Stated goal
Filter the entries below, keeping every line that has the word "Forecast".

Input rows
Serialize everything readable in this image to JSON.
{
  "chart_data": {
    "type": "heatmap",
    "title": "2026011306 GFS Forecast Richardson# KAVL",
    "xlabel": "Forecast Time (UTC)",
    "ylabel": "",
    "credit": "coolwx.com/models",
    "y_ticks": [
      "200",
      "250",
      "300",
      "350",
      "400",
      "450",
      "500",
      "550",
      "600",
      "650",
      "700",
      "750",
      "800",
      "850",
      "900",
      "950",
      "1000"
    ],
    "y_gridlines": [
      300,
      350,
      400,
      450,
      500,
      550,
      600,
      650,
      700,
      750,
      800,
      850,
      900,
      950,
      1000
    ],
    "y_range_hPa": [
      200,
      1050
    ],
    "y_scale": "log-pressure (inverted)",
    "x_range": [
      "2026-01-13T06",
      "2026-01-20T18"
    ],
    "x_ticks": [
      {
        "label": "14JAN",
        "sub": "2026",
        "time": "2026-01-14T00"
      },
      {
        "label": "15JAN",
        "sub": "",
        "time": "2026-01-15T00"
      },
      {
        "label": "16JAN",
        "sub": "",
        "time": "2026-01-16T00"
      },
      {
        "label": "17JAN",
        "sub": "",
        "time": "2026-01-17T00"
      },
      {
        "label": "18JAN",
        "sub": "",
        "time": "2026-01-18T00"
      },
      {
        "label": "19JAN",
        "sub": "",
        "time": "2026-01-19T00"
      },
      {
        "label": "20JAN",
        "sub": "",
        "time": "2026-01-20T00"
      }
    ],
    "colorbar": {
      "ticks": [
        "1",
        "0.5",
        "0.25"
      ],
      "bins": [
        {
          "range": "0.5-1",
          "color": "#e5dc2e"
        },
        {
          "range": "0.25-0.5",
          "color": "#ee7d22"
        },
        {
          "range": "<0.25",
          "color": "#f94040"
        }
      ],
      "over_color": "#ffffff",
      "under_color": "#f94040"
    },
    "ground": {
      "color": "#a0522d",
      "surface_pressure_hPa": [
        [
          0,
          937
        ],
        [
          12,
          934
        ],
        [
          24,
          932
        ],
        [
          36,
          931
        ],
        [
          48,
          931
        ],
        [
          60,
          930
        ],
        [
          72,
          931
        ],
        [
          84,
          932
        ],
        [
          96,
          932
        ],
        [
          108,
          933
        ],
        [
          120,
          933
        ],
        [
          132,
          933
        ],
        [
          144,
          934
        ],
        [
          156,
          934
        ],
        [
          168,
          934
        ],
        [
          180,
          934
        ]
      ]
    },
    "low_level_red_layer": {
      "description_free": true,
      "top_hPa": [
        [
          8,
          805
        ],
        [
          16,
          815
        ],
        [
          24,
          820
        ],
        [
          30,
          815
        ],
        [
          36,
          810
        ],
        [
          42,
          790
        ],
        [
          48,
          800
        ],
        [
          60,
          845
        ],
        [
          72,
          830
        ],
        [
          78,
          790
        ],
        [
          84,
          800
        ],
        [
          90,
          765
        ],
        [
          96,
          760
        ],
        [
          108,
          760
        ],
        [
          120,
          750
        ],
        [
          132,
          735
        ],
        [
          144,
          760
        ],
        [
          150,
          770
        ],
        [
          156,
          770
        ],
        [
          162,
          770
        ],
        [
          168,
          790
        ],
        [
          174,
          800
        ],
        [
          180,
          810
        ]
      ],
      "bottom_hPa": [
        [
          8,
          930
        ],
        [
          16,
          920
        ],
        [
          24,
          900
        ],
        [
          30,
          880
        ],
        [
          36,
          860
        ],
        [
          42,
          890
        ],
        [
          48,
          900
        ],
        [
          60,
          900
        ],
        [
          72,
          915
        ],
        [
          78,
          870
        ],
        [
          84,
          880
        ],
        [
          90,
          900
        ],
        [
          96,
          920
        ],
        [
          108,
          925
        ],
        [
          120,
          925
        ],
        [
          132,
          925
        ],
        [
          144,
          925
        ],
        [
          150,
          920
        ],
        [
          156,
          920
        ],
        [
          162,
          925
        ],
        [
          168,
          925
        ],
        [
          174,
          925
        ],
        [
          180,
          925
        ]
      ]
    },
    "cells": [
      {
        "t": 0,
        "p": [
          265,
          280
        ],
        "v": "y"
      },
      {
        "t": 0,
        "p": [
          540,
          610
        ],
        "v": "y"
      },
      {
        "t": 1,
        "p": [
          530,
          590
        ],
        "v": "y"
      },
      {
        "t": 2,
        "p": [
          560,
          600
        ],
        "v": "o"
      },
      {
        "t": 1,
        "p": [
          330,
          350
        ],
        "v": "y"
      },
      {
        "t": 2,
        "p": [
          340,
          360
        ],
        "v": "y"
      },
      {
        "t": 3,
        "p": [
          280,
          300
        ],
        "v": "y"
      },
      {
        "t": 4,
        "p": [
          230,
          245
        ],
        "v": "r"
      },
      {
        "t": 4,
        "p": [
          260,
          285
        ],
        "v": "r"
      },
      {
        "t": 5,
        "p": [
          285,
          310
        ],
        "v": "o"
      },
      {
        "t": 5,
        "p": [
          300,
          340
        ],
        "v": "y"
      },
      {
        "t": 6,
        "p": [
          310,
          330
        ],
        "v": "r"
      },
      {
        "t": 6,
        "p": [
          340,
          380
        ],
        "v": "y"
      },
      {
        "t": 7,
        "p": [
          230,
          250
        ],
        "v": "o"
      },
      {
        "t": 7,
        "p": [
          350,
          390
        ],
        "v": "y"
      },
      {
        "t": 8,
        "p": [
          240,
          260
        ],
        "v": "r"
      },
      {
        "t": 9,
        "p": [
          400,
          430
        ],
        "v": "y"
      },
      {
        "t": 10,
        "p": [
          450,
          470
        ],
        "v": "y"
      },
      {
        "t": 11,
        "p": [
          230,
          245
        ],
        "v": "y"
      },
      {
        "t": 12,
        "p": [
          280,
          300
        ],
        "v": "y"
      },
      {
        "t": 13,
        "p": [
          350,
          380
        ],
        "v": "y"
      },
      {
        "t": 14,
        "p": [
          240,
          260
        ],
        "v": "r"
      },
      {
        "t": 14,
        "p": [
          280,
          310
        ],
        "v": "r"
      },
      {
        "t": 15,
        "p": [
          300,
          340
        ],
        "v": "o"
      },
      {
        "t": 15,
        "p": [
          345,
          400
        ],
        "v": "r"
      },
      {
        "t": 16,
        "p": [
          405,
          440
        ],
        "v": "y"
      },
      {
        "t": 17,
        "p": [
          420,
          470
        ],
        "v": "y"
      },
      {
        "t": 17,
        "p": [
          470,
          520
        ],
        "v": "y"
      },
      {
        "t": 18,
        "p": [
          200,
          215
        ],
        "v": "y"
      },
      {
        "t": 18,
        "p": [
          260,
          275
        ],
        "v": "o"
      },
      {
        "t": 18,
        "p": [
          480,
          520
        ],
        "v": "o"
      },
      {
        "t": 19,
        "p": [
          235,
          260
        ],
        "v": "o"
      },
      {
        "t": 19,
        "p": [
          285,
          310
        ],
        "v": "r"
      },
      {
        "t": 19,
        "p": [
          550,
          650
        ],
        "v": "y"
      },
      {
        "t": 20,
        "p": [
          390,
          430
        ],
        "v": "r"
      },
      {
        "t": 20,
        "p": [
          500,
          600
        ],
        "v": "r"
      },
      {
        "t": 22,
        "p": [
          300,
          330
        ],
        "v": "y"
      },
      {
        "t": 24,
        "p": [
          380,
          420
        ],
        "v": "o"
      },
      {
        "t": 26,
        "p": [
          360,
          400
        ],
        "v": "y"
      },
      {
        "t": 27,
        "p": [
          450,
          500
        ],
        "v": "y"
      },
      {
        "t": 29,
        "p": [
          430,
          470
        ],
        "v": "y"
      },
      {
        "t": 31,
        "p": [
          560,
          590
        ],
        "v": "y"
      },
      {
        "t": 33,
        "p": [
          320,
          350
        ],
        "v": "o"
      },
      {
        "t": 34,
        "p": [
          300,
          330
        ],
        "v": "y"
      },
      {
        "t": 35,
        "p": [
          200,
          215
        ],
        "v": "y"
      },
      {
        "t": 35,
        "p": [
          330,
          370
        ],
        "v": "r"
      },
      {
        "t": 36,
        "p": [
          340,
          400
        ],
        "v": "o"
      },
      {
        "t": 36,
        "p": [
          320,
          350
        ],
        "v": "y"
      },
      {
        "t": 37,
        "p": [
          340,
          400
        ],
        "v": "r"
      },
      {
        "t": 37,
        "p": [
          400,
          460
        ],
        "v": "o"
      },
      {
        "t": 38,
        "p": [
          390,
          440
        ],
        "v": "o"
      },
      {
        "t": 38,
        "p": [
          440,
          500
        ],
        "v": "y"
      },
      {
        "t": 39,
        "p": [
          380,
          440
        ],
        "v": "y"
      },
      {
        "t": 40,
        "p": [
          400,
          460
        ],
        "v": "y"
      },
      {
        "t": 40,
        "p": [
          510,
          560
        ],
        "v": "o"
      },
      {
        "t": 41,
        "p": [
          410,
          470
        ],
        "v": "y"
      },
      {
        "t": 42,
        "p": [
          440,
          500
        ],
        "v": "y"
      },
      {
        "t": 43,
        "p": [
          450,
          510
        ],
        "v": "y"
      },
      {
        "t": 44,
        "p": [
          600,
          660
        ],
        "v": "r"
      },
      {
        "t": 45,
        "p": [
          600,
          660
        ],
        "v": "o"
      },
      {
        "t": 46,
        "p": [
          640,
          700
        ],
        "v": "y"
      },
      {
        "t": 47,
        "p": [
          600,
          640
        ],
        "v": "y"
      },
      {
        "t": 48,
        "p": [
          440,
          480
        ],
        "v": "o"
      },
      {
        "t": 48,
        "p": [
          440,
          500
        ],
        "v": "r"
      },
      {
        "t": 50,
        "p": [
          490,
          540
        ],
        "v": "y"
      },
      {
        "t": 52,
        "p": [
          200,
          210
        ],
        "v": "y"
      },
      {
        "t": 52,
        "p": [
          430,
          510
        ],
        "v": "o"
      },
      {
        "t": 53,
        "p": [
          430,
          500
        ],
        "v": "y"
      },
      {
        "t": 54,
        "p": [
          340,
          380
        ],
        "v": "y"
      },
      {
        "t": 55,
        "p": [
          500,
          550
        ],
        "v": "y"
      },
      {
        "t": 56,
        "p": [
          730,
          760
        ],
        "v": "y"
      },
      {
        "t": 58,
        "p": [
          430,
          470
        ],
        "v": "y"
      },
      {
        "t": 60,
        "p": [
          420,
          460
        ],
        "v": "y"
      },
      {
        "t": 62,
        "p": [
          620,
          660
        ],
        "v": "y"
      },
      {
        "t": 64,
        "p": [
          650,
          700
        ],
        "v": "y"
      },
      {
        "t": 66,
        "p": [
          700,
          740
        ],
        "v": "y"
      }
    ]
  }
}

The reply
    "title": "2026011306 GFS Forecast Richardson# KAVL",
    "xlabel": "Forecast Time (UTC)",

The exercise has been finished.